● **Provided material**:
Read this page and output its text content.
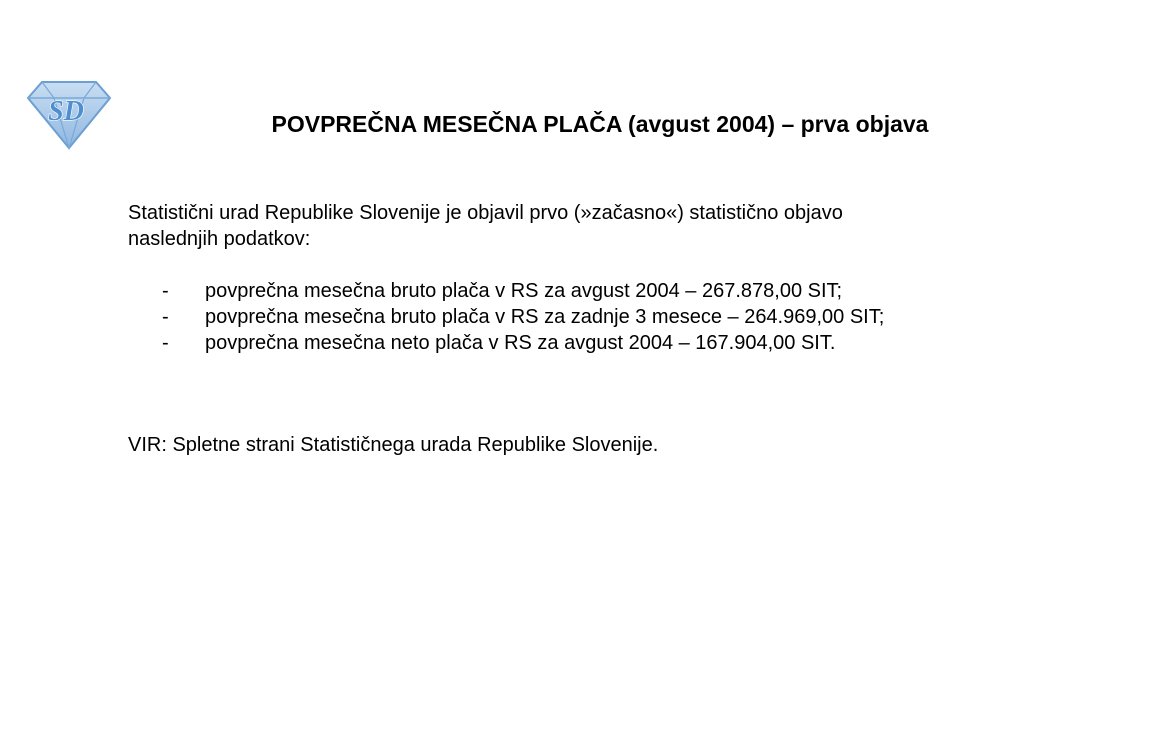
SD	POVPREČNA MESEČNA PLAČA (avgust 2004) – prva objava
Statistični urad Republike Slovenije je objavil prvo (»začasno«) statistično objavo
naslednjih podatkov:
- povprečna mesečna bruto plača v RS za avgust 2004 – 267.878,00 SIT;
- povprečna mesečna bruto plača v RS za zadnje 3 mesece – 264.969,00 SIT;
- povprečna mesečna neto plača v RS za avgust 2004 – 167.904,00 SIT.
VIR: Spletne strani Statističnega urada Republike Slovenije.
--
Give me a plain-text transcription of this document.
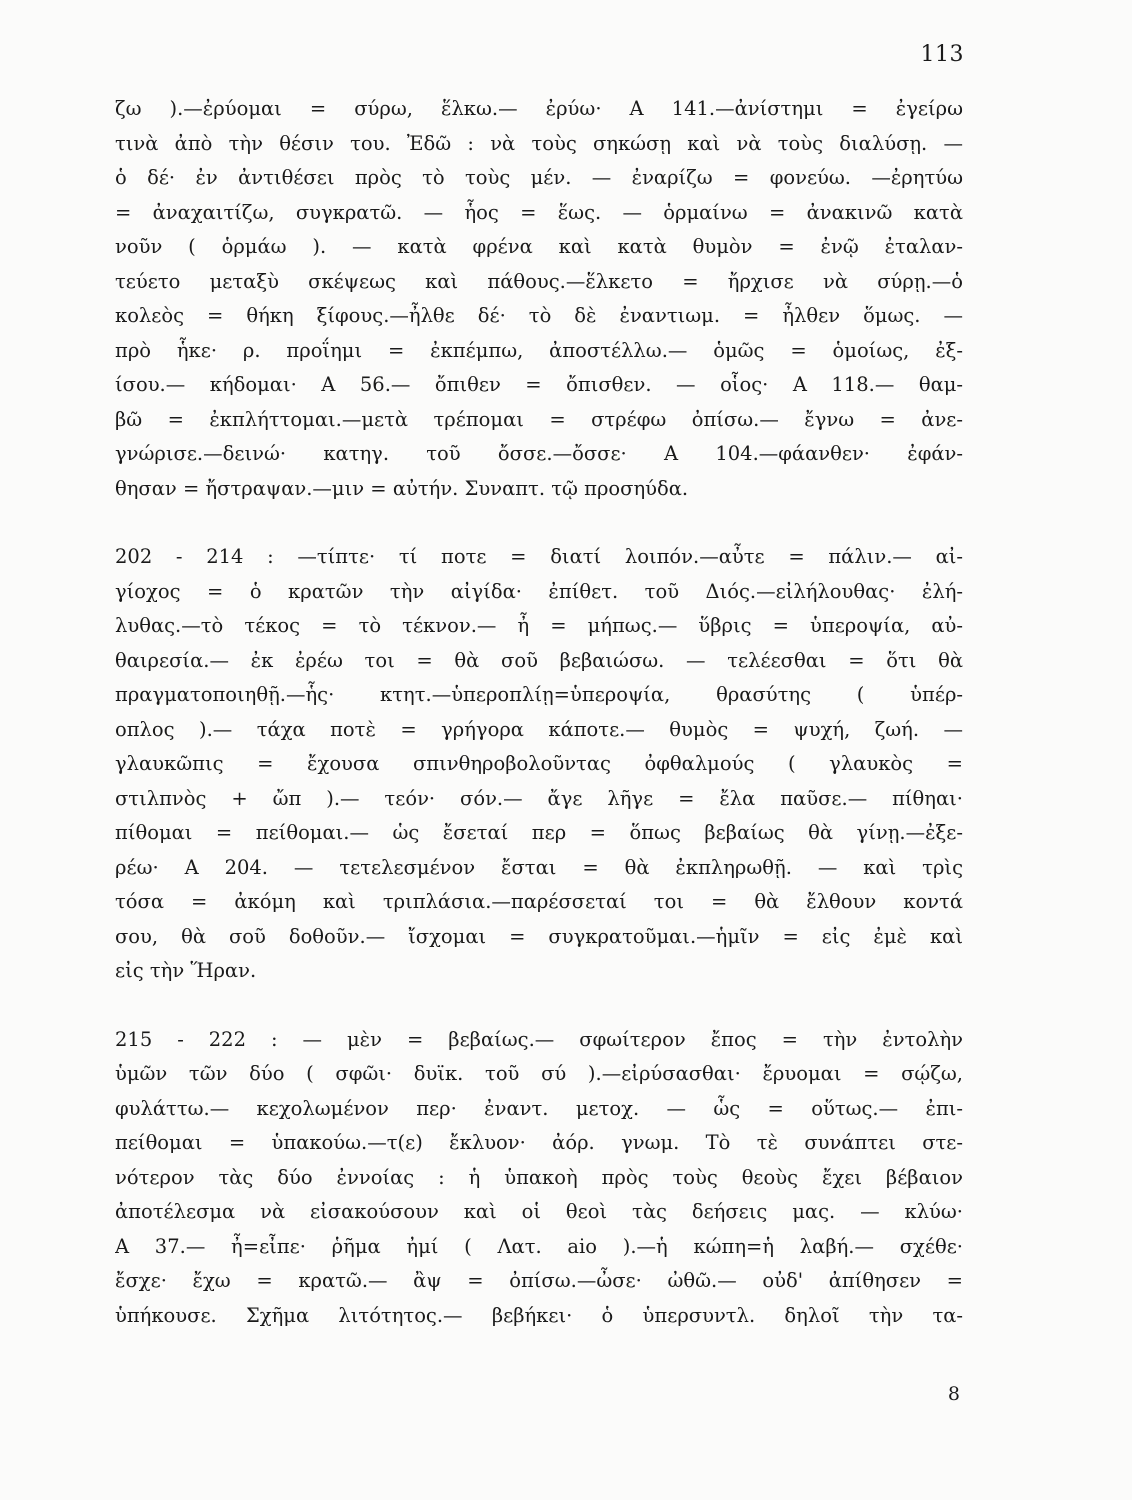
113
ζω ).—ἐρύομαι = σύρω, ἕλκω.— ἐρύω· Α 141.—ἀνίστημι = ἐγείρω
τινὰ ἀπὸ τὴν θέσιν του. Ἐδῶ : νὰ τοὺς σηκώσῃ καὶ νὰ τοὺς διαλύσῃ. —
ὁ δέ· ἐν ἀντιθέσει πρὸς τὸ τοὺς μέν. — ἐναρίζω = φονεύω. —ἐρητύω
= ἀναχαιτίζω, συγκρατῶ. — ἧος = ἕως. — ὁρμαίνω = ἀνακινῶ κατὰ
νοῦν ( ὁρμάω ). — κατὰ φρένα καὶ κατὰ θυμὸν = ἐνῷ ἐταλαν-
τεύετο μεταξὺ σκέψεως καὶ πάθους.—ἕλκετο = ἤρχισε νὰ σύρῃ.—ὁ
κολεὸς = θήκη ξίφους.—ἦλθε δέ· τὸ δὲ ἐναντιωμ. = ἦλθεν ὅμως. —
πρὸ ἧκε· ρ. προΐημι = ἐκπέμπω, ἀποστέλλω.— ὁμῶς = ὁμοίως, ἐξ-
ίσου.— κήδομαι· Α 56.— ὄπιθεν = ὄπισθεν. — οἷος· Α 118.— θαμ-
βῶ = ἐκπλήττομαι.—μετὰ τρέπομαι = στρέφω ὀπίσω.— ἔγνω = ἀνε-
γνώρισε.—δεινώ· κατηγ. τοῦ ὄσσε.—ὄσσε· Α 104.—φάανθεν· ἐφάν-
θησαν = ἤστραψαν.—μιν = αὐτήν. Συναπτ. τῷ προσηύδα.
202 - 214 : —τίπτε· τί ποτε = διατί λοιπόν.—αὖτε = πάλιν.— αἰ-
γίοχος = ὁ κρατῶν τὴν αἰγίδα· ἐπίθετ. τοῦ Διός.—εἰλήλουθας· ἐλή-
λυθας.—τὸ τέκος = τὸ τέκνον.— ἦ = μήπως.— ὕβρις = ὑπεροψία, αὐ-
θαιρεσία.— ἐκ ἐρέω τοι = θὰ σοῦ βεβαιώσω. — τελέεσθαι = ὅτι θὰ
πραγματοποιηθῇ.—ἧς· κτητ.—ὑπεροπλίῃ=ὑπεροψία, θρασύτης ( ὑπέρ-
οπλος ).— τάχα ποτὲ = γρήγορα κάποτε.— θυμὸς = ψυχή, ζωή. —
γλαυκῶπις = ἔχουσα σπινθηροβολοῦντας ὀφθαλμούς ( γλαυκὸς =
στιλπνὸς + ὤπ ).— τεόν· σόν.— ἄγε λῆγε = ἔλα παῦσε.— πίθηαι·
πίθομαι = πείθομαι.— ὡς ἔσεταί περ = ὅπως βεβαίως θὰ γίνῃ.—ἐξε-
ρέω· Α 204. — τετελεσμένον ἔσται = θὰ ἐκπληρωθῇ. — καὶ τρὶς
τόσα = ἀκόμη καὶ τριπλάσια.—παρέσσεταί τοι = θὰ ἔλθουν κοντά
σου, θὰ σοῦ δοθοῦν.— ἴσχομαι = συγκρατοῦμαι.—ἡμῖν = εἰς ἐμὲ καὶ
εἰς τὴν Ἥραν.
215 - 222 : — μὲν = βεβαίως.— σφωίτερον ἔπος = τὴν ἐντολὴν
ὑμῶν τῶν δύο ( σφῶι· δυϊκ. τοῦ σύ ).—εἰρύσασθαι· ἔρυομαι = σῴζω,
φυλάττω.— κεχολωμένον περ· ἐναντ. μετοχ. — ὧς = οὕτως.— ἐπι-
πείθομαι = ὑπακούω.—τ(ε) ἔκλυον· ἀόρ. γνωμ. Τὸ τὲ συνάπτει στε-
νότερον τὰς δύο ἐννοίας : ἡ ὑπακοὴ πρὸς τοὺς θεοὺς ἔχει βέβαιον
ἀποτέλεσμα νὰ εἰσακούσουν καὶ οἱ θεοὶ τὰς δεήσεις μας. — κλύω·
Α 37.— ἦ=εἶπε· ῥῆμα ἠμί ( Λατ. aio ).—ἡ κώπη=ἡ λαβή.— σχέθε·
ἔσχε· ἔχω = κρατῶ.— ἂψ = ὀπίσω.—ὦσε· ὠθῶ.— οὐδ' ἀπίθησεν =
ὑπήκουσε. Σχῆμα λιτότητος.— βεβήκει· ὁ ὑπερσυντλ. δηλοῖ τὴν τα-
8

● **Written problem**: Pick out and copy every line that contains the word "this".

● **Result**:
Read this page and output its text content.
Give me a plain-text transcription of this document.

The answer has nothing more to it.